Problem to solve –
An exact copy of all the data is required, with pictures left out.

####

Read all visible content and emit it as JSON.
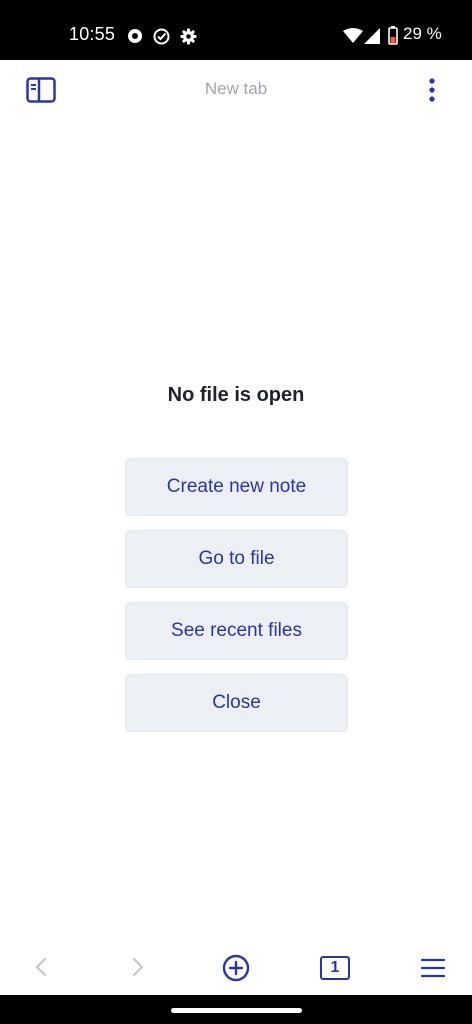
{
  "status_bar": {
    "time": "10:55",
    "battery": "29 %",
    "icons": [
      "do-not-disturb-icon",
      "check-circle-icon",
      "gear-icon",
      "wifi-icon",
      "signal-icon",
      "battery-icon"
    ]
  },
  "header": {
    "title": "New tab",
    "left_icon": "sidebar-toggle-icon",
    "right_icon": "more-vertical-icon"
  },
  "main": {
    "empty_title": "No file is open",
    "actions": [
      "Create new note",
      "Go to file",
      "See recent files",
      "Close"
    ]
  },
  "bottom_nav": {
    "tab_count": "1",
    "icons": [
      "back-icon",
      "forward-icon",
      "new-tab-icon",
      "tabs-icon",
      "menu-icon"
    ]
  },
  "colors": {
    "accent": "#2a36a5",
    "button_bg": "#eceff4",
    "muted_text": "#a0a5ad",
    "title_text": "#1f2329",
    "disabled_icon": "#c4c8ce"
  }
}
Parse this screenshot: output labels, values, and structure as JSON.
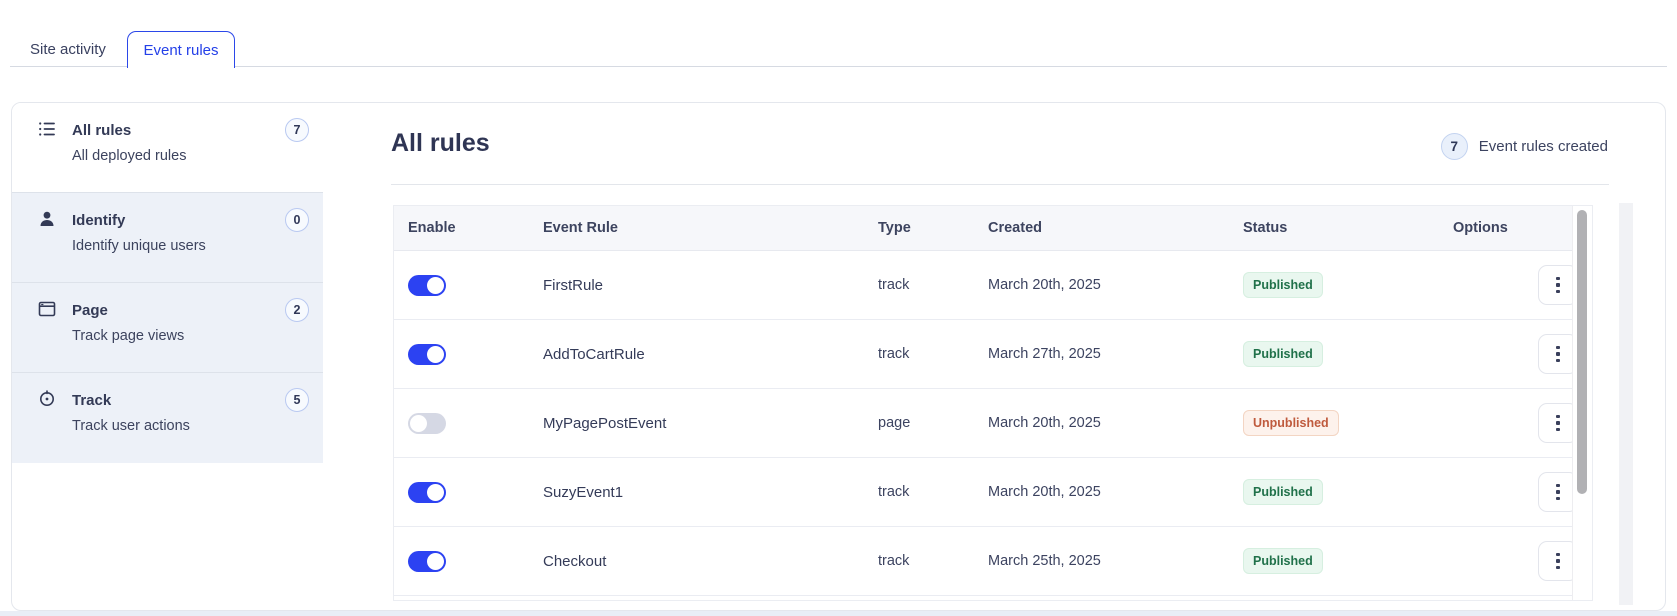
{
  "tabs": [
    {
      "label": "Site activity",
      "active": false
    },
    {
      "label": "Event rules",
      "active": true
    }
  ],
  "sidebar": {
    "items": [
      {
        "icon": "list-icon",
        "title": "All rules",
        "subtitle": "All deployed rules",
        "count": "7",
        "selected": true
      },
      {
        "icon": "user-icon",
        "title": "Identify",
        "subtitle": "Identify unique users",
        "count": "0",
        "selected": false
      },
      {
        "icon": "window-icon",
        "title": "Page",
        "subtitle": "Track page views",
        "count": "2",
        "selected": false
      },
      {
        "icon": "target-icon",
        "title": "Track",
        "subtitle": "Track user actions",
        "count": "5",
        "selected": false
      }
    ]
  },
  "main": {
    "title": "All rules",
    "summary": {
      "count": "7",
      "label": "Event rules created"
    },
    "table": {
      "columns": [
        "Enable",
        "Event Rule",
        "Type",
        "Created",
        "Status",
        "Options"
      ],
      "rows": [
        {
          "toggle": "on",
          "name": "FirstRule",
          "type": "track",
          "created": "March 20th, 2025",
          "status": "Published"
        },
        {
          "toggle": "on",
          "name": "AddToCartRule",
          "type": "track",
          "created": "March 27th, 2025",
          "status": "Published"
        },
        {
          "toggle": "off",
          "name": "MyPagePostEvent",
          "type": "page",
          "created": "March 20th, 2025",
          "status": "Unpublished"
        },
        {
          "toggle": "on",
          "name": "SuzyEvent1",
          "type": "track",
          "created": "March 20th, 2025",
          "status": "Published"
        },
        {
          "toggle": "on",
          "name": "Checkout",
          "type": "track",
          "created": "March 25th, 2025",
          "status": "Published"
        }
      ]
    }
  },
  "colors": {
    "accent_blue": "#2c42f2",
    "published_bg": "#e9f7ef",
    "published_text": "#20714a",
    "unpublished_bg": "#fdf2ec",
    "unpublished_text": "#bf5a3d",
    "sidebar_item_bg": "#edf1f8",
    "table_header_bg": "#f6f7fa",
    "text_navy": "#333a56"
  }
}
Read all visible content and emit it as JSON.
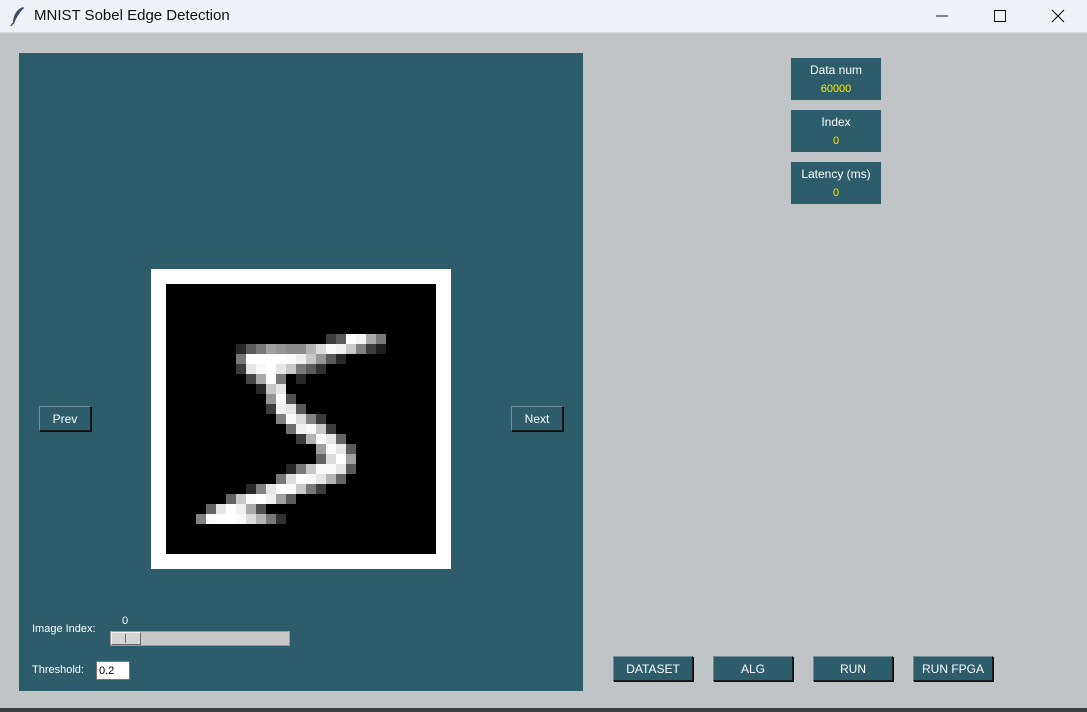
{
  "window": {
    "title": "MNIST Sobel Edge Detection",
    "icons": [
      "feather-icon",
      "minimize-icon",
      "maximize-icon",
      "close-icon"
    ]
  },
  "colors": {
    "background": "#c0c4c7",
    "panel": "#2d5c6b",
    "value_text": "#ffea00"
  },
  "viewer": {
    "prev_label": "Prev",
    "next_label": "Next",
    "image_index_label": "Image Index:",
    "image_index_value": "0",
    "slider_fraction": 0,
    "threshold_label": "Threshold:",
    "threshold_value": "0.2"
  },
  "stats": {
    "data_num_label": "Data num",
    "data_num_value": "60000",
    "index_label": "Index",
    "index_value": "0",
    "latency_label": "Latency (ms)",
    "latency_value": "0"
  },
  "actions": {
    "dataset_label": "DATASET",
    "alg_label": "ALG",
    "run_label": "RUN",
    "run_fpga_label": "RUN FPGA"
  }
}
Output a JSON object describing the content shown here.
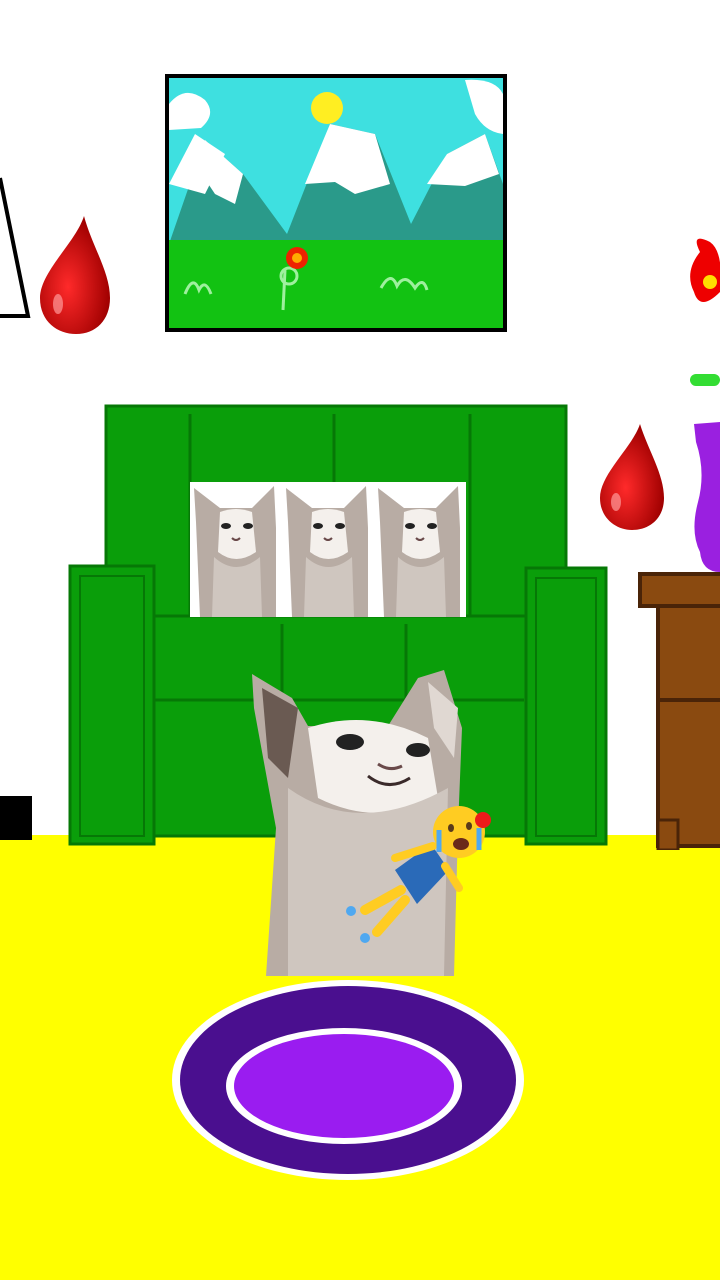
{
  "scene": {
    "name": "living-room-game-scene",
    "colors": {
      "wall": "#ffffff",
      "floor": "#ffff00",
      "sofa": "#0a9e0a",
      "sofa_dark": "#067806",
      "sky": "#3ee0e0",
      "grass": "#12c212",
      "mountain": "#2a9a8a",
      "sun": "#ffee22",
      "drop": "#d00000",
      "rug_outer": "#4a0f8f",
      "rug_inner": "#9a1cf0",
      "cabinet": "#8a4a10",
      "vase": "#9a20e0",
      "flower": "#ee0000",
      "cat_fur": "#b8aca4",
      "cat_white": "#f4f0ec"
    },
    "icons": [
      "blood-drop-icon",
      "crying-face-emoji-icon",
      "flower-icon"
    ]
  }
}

####

Task output –
Read all visible content and emit it as JSON.
{
  "status_bar": {
    "time": "10:55",
    "battery": "29 %",
    "icons": [
      "do-not-disturb-icon",
      "check-circle-icon",
      "gear-icon",
      "wifi-icon",
      "signal-icon",
      "battery-icon"
    ]
  },
  "header": {
    "title": "New tab",
    "left_icon": "sidebar-toggle-icon",
    "right_icon": "more-vertical-icon"
  },
  "main": {
    "empty_title": "No file is open",
    "actions": [
      "Create new note",
      "Go to file",
      "See recent files",
      "Close"
    ]
  },
  "bottom_nav": {
    "tab_count": "1",
    "icons": [
      "back-icon",
      "forward-icon",
      "new-tab-icon",
      "tabs-icon",
      "menu-icon"
    ]
  },
  "colors": {
    "accent": "#2a36a5",
    "button_bg": "#eceff4",
    "muted_text": "#a0a5ad",
    "title_text": "#1f2329",
    "disabled_icon": "#c4c8ce"
  }
}
Parse this screenshot: output labels, values, and structure as JSON.
{
  "tabs": [
    {
      "label": "Site activity",
      "active": false
    },
    {
      "label": "Event rules",
      "active": true
    }
  ],
  "sidebar": {
    "items": [
      {
        "icon": "list-icon",
        "title": "All rules",
        "subtitle": "All deployed rules",
        "count": "7",
        "selected": true
      },
      {
        "icon": "user-icon",
        "title": "Identify",
        "subtitle": "Identify unique users",
        "count": "0",
        "selected": false
      },
      {
        "icon": "window-icon",
        "title": "Page",
        "subtitle": "Track page views",
        "count": "2",
        "selected": false
      },
      {
        "icon": "target-icon",
        "title": "Track",
        "subtitle": "Track user actions",
        "count": "5",
        "selected": false
      }
    ]
  },
  "main": {
    "title": "All rules",
    "summary": {
      "count": "7",
      "label": "Event rules created"
    },
    "table": {
      "columns": [
        "Enable",
        "Event Rule",
        "Type",
        "Created",
        "Status",
        "Options"
      ],
      "rows": [
        {
          "toggle": "on",
          "name": "FirstRule",
          "type": "track",
          "created": "March 20th, 2025",
          "status": "Published"
        },
        {
          "toggle": "on",
          "name": "AddToCartRule",
          "type": "track",
          "created": "March 27th, 2025",
          "status": "Published"
        },
        {
          "toggle": "off",
          "name": "MyPagePostEvent",
          "type": "page",
          "created": "March 20th, 2025",
          "status": "Unpublished"
        },
        {
          "toggle": "on",
          "name": "SuzyEvent1",
          "type": "track",
          "created": "March 20th, 2025",
          "status": "Published"
        },
        {
          "toggle": "on",
          "name": "Checkout",
          "type": "track",
          "created": "March 25th, 2025",
          "status": "Published"
        }
      ]
    }
  },
  "colors": {
    "accent_blue": "#2c42f2",
    "published_bg": "#e9f7ef",
    "published_text": "#20714a",
    "unpublished_bg": "#fdf2ec",
    "unpublished_text": "#bf5a3d",
    "sidebar_item_bg": "#edf1f8",
    "table_header_bg": "#f6f7fa",
    "text_navy": "#333a56"
  }
}
Read all visible content and emit it as JSON.
{
  "window": {
    "title": "MNIST Sobel Edge Detection",
    "icons": [
      "feather-icon",
      "minimize-icon",
      "maximize-icon",
      "close-icon"
    ]
  },
  "colors": {
    "background": "#c0c4c7",
    "panel": "#2d5c6b",
    "value_text": "#ffea00"
  },
  "viewer": {
    "prev_label": "Prev",
    "next_label": "Next",
    "image_index_label": "Image Index:",
    "image_index_value": "0",
    "slider_fraction": 0,
    "threshold_label": "Threshold:",
    "threshold_value": "0.2"
  },
  "stats": {
    "data_num_label": "Data num",
    "data_num_value": "60000",
    "index_label": "Index",
    "index_value": "0",
    "latency_label": "Latency (ms)",
    "latency_value": "0"
  },
  "actions": {
    "dataset_label": "DATASET",
    "alg_label": "ALG",
    "run_label": "RUN",
    "run_fpga_label": "RUN FPGA"
  }
}
Output a JSON object describing the content shown here.
{
  "scene": {
    "name": "living-room-game-scene",
    "colors": {
      "wall": "#ffffff",
      "floor": "#ffff00",
      "sofa": "#0a9e0a",
      "sofa_dark": "#067806",
      "sky": "#3ee0e0",
      "grass": "#12c212",
      "mountain": "#2a9a8a",
      "sun": "#ffee22",
      "drop": "#d00000",
      "rug_outer": "#4a0f8f",
      "rug_inner": "#9a1cf0",
      "cabinet": "#8a4a10",
      "vase": "#9a20e0",
      "flower": "#ee0000",
      "cat_fur": "#b8aca4",
      "cat_white": "#f4f0ec"
    },
    "icons": [
      "blood-drop-icon",
      "crying-face-emoji-icon",
      "flower-icon"
    ]
  }
}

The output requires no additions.